_EXTRAIT DU DOCUMENT_
/---
Gladbach, le nouveau Borussia ?

Alors que le Borussia Dortmund stagne irrémédiablement aux alentours de la 10e place et perdra son guide spirituel Klopp à la fin de la saison, celui de Mönchengladbach se dirige vers une qualification directe en Ligue des champions. Une tendance qui pourrait bien perdurer.

Il se passe incontestablement quelque chose du coté de Gladbach. On l'avait pressenti lors de l'Hinrunde, lorsque les Fohlen avaient tenu tête au Bayern. Un bon 0-0, costaud, logique. Le retour n'a fait que confirmer le nouveau statut du club de Rhénanie du Nord-Westphalie. Une victoire 2-0 tout en efficacité, acquise grâce à une défense compacte, infranchissable et des contres supersoniques. Derrière, Hoffenheim prend une volée 4-1, et puis c'est le Borussen Derby. Le grand frère, bien que vainqueur à l'aller, ne fait plus le poids, englué dans le ventre mou. Une situation tout bonnement extraordinaire.

Il faut d'ailleurs remonter 26 ans en arrière, en mars 1989, pour retrouver la dernière fois que les Fohlen se trouvaient devant les Schwarzgelben au classement avant leur rencontre retour. Cette supériorité se confirme immédiatement sur le terrain. Dans la foulée du coup d'envoi, Hermann profite d'une glissade d'Hummels pour servir Johnson, qui allume Weidenfeller. Le portier repousse, mais Oscar Wendt a bien suivi pour mettre une mine au fond du but vide. Il aura suffi de 28 petites secondes à Gladbach pour passer devant. Ensuite, application du même plan que contre le Bayern, Hermann va beaucoup trop vite, Raffael n'a plus qu'à la pousser au fond, Nordtveit profite de la passivité de la défense sur corner. Gündoğan réduit bien le score en fin de match, mais la passation de pouvoir est inéluctable.
Lucien Favre, fort de café
Deuxième meilleure équipe de la Rückrunde, invaincu depuis huit journées (six victoires, deux nuls, 17 buts inscrits, seulement 5 encaissés), ce Borussia est tranquillement installé sur la dernière marche du podium, deux points devant Leverkusen et son strapontin, à douze de Schalke. Si Dortmund a Reus, Gladbach aura la Champions League. Et si la saison blanche du BVB entre évidemment en ligne de compte, il ne faut pas négliger le développement régulier et réfléchi des Fohlen, qui porte la patte de Lucien Favre. "C'est un perfectionniste" dit de lui Patrick Hermann, l'un des nombreux joueurs à bénéficier de l'approche méthodique du Suisse de 57 ans. "Il regarde chaque match en DVD et prend note de tous les petits détails. Ce sont les détails qui décident des matchs. Il m'a appris énormément de choses, mais il reste encore de la place pour encore plus d'amélioration".
\---
_ENTRÉES FOURNIES_
/---
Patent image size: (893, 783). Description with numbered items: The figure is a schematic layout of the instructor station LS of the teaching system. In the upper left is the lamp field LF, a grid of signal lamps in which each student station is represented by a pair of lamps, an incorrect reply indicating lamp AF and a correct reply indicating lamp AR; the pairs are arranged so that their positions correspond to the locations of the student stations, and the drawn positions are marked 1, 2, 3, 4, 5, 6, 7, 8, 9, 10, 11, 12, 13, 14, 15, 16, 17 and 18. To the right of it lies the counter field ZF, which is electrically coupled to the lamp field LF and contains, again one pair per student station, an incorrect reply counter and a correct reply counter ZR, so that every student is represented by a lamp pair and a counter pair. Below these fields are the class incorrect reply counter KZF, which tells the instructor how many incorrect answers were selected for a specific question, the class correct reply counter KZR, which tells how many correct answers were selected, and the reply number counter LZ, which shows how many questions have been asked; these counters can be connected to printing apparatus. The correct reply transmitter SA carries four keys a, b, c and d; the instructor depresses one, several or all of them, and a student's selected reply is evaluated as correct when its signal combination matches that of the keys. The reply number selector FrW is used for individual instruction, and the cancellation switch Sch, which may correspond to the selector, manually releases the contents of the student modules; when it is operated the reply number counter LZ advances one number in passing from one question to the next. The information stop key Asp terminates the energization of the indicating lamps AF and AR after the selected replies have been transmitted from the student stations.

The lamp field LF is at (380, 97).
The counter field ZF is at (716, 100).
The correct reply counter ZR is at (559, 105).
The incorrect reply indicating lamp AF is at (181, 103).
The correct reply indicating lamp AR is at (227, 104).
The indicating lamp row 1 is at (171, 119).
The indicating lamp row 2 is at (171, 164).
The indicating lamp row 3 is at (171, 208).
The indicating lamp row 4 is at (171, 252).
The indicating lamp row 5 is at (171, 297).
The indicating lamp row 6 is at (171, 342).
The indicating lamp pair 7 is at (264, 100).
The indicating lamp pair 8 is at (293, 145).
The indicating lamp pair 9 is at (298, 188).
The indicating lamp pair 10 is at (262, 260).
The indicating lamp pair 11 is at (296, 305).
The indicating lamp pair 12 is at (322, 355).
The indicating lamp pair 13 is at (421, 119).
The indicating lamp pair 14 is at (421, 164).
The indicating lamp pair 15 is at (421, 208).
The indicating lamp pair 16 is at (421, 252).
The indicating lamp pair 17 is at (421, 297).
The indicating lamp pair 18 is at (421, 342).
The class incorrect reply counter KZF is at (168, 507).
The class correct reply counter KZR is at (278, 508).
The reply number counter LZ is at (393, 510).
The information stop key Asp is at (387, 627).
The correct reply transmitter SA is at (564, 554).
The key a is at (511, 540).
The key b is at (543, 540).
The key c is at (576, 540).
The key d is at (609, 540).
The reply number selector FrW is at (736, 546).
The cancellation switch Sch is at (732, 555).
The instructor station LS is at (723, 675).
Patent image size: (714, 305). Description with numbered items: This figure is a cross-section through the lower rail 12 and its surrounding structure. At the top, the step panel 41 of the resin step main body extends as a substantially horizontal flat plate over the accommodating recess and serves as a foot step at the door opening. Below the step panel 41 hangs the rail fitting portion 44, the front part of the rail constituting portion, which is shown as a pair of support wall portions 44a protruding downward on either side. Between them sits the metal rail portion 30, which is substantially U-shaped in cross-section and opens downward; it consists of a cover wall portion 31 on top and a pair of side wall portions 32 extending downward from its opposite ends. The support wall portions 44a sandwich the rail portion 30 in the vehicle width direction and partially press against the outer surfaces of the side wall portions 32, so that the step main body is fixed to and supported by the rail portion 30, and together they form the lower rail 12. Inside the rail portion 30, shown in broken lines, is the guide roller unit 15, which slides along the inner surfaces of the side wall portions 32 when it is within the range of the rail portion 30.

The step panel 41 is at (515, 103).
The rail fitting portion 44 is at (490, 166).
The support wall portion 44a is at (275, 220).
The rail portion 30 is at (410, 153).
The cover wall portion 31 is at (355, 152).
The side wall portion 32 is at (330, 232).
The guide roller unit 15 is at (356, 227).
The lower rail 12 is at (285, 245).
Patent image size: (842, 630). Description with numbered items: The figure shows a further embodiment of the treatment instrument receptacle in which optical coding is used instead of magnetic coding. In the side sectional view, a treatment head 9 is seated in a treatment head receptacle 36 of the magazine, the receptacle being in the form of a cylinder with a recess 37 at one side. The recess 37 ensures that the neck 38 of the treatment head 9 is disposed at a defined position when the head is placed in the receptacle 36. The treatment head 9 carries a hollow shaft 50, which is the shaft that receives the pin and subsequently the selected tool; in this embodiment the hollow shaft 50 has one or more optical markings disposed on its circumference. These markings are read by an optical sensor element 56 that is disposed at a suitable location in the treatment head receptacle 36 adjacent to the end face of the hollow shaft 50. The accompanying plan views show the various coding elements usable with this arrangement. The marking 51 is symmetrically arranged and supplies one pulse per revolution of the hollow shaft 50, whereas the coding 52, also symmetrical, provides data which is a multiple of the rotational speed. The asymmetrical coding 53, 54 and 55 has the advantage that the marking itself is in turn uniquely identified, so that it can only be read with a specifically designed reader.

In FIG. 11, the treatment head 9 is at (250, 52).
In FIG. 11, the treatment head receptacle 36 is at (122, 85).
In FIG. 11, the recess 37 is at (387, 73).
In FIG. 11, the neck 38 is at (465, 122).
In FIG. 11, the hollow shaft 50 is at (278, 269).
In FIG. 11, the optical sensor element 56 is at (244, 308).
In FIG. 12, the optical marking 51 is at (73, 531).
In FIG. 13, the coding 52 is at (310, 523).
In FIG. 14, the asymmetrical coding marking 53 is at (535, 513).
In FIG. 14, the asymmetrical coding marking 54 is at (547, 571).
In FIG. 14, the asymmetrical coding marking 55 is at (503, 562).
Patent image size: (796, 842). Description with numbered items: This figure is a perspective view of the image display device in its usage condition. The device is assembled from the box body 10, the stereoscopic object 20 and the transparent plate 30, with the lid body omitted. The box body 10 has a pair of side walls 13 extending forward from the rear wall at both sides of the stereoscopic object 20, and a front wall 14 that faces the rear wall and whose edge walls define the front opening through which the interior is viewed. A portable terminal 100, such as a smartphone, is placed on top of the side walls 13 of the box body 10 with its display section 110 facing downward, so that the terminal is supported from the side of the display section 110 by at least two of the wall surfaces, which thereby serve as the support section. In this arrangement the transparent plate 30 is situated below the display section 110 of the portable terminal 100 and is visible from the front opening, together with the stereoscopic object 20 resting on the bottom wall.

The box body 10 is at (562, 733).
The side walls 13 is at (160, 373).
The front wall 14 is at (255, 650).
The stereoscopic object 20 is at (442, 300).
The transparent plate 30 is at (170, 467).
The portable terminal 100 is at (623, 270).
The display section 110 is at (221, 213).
\---
_CONSIGNE_
Reproduisez fidèlement le passage de l'article sur Gladbach qui va de « Gladbach, le nouveau » jusqu'à « pourrait bien perdurer. » inclus. La liste constitue un matériau distinct de l'article sur Gladbach.

_RÉPONSE ATTENDUE_
Gladbach, le nouveau Borussia ?

Alors que le Borussia Dortmund stagne irrémédiablement aux alentours de la 10e place et perdra son guide spirituel Klopp à la fin de la saison, celui de Mönchengladbach se dirige vers une qualification directe en Ligue des champions. Une tendance qui pourrait bien perdurer.